• _What to do_:
Copy out each line that mentions the word "only".

--- START Data entries ---

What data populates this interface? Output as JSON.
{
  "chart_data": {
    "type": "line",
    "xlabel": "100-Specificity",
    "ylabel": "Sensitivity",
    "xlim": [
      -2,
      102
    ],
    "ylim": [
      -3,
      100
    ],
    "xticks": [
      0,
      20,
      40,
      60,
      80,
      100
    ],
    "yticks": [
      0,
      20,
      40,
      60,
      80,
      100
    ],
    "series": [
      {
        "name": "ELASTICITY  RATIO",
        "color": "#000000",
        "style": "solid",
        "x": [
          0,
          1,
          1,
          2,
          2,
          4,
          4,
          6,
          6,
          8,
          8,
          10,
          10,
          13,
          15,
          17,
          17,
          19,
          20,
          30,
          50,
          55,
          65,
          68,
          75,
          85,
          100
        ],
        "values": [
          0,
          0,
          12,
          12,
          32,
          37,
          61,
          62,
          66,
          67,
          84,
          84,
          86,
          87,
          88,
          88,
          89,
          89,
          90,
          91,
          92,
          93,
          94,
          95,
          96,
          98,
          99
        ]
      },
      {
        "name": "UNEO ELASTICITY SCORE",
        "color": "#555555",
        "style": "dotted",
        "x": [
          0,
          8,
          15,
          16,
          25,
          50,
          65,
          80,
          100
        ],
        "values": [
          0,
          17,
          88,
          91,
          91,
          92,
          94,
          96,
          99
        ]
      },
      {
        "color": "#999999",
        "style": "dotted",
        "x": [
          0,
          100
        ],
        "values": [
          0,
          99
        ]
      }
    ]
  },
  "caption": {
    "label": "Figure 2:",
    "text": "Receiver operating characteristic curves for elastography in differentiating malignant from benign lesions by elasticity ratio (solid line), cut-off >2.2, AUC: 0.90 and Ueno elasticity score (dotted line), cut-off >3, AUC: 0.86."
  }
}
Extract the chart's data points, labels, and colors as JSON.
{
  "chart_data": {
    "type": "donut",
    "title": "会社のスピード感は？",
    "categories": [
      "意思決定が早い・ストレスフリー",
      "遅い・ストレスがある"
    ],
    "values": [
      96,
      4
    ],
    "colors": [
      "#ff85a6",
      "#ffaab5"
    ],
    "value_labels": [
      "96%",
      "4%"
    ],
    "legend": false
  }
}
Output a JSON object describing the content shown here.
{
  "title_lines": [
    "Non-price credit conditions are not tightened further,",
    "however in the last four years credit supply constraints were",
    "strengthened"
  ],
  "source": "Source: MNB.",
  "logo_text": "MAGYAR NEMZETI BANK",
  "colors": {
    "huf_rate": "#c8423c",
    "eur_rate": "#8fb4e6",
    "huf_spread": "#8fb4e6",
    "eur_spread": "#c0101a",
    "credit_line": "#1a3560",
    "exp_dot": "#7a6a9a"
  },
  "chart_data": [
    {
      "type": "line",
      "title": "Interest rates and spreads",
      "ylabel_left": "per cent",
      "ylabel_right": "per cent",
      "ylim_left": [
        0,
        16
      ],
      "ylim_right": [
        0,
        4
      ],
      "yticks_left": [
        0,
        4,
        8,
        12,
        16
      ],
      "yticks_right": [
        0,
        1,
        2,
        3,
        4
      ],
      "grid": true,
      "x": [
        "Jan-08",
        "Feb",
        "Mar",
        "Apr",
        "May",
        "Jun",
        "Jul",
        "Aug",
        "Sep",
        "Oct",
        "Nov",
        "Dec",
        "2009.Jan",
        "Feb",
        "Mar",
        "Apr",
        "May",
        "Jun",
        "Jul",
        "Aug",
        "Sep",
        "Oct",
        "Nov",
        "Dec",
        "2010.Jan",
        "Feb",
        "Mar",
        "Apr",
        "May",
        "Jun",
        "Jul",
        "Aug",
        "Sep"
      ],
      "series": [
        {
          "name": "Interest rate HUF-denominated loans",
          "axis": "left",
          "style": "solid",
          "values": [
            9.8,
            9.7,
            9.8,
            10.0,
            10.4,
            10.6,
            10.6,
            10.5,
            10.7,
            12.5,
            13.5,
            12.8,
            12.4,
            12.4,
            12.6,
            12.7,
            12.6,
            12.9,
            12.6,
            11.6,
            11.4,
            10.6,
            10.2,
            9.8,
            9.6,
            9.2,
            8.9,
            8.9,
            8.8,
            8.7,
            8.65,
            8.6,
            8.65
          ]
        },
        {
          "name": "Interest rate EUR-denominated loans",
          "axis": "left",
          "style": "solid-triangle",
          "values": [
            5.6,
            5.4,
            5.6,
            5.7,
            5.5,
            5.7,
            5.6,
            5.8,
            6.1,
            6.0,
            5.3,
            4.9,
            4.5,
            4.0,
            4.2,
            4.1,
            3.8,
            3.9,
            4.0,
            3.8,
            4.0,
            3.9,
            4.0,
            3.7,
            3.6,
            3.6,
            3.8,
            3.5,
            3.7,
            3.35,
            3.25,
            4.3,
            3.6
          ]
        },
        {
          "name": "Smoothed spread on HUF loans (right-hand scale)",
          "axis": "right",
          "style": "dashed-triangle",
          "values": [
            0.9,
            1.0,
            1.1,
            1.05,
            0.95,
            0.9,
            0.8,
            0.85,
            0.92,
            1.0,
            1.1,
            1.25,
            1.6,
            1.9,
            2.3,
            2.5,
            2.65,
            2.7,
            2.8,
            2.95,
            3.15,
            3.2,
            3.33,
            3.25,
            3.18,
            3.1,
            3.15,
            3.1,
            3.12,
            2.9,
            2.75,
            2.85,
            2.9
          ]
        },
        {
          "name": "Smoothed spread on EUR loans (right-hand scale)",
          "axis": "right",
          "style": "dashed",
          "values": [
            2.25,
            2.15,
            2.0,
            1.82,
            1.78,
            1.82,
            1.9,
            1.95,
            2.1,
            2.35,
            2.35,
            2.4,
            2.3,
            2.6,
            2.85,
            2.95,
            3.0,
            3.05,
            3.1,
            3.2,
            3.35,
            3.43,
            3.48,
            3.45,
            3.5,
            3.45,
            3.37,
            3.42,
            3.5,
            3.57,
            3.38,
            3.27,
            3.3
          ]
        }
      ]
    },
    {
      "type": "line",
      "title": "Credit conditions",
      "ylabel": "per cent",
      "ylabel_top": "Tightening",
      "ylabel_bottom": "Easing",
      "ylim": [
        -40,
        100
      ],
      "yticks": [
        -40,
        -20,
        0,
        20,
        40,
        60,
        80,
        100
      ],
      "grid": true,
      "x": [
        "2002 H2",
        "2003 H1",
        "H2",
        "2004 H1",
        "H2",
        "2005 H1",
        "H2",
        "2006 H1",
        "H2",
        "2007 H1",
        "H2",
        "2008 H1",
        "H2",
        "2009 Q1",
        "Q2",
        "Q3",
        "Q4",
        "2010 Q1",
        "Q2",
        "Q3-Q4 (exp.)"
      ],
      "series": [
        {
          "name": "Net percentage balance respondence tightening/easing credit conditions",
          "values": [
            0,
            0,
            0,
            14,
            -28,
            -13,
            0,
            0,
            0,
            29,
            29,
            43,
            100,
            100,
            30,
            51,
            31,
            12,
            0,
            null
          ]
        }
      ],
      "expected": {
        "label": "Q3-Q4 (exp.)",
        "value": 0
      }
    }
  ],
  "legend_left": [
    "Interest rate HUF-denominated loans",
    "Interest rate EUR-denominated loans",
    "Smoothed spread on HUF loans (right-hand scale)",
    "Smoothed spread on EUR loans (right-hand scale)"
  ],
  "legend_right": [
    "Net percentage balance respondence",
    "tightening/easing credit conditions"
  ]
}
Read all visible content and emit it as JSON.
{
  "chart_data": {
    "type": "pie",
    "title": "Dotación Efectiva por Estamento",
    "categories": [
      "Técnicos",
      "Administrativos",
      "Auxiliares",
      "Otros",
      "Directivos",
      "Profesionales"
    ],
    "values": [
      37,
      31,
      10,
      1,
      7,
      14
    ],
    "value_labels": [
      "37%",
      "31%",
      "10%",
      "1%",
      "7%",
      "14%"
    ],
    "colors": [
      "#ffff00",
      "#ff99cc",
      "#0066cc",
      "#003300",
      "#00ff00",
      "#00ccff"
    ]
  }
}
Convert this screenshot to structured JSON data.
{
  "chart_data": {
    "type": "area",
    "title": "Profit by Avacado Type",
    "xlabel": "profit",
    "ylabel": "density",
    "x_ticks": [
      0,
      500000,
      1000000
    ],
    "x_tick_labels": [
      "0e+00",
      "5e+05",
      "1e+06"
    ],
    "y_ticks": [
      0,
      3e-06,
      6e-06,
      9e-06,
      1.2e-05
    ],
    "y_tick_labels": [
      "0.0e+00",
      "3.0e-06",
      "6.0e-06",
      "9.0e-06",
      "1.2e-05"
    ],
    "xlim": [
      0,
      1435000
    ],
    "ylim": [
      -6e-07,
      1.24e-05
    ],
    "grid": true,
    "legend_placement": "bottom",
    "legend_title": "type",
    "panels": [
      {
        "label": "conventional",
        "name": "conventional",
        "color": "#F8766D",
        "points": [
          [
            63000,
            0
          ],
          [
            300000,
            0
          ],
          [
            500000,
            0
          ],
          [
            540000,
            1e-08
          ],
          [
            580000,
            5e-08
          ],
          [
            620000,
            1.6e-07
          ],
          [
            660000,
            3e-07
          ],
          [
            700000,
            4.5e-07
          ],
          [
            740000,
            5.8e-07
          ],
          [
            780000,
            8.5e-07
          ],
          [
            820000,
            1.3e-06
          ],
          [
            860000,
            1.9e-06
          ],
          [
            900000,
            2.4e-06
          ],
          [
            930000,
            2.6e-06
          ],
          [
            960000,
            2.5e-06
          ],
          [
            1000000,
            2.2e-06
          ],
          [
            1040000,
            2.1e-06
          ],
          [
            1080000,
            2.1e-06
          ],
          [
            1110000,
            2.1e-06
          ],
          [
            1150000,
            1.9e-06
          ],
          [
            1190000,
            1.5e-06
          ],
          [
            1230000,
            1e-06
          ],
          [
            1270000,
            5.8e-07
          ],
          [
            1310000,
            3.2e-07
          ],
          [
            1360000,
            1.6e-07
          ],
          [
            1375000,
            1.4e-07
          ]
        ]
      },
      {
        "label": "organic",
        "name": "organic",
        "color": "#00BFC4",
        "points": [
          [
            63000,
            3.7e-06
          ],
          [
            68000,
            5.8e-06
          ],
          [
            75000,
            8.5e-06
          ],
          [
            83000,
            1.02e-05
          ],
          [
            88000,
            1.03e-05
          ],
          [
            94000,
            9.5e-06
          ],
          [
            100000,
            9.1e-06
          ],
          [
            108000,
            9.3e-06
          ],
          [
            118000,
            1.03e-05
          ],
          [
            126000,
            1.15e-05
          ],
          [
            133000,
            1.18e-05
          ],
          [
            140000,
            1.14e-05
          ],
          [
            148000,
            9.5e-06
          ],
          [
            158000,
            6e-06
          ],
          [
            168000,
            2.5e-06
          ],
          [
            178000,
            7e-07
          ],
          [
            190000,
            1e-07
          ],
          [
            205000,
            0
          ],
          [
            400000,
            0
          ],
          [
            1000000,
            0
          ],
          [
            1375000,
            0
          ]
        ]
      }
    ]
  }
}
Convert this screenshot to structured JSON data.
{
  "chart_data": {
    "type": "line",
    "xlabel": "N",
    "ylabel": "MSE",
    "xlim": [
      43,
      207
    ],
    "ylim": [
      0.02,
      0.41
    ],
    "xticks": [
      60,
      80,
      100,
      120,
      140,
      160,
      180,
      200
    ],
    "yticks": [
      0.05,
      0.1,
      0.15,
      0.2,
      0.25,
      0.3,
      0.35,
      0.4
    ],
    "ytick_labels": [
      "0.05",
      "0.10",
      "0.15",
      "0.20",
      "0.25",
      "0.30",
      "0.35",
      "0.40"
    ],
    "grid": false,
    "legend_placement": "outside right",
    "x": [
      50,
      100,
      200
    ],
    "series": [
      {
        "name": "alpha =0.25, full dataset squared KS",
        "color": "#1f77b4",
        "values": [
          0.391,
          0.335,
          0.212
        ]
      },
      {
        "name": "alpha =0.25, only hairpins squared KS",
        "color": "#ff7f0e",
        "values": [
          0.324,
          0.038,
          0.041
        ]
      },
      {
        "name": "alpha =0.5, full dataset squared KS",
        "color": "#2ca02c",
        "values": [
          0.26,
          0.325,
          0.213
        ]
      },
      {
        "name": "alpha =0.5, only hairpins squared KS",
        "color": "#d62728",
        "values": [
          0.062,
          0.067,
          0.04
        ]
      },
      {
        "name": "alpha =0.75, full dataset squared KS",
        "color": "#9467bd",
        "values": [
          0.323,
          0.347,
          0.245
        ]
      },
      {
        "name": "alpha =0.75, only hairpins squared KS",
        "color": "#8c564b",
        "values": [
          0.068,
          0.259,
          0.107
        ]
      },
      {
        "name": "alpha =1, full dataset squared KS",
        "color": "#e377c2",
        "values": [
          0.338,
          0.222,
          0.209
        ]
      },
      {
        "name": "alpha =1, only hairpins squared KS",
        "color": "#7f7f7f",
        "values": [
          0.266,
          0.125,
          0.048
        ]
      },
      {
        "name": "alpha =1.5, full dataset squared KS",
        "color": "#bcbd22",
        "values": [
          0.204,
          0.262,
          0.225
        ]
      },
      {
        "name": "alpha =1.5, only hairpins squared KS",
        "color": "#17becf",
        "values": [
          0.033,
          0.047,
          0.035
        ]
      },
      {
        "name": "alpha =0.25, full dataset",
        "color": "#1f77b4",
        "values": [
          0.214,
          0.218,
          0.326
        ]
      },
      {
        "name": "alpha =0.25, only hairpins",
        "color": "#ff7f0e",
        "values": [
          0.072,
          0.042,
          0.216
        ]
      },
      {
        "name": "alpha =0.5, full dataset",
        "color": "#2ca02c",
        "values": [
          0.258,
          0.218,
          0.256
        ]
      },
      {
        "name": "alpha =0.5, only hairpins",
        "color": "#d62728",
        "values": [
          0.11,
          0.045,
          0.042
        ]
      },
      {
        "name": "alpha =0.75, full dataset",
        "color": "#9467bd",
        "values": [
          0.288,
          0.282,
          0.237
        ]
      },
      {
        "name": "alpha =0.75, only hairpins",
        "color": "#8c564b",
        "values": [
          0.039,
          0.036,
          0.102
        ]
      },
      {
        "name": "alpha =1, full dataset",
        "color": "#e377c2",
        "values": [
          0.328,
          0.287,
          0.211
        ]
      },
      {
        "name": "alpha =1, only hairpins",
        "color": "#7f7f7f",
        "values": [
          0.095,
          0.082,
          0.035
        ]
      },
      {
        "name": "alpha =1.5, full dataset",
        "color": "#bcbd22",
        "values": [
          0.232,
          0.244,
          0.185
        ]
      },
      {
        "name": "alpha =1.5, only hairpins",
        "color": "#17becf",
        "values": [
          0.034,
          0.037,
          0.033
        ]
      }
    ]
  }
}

--- END Data entries ---

• _Answer to the exercise_:
        "name": "alpha =0.25, only hairpins squared KS",
        "name": "alpha =0.5, only hairpins squared KS",
        "name": "alpha =0.75, only hairpins squared KS",
        "name": "alpha =1, only hairpins squared KS",
        "name": "alpha =1.5, only hairpins squared KS",
        "name": "alpha =0.25, only hairpins",
        "name": "alpha =0.5, only hairpins",
        "name": "alpha =0.75, only hairpins",
        "name": "alpha =1, only hairpins",
        "name": "alpha =1.5, only hairpins",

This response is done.